## What you should do
Assemble all lines in which the string "Rotor" appears.

## Records for the task
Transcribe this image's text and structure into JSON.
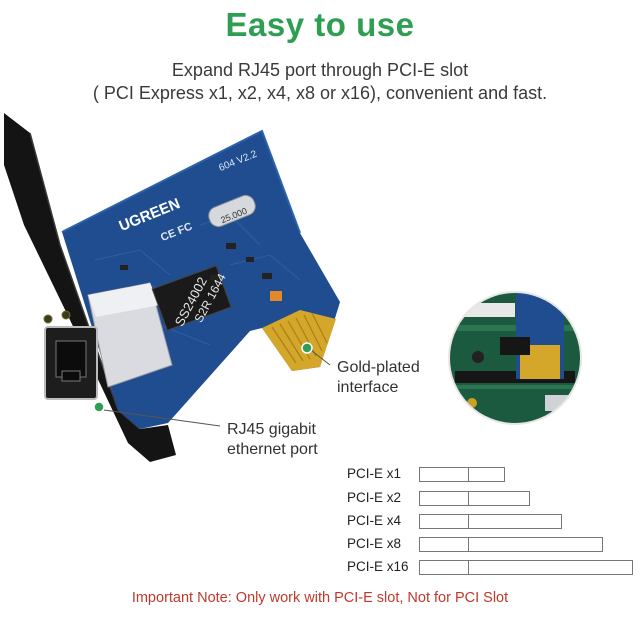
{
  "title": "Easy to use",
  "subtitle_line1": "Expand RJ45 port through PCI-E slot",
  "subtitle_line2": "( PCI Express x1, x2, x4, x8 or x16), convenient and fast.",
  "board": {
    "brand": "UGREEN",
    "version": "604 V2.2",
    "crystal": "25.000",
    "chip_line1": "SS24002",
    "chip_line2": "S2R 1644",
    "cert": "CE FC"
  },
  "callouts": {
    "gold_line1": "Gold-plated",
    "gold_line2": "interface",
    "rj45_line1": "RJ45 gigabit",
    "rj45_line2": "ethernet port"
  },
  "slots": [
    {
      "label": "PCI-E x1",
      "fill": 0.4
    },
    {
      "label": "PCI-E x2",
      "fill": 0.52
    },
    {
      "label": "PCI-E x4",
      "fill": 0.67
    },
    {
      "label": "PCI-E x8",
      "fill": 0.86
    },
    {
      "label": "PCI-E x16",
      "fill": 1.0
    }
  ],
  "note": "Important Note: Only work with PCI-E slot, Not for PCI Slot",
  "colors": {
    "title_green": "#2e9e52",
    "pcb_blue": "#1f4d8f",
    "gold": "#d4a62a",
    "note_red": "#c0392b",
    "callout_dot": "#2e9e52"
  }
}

* * *

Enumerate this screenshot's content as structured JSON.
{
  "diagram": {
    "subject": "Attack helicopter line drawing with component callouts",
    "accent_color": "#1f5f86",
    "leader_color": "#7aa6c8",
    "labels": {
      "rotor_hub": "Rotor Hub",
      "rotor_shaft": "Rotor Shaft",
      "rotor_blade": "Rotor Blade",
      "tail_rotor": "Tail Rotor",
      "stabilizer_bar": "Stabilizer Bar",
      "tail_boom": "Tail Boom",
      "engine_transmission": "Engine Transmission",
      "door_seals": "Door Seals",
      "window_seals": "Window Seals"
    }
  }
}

## Solved exercise
      "rotor_hub": "Rotor Hub",
      "rotor_shaft": "Rotor Shaft",
      "rotor_blade": "Rotor Blade",
      "tail_rotor": "Tail Rotor",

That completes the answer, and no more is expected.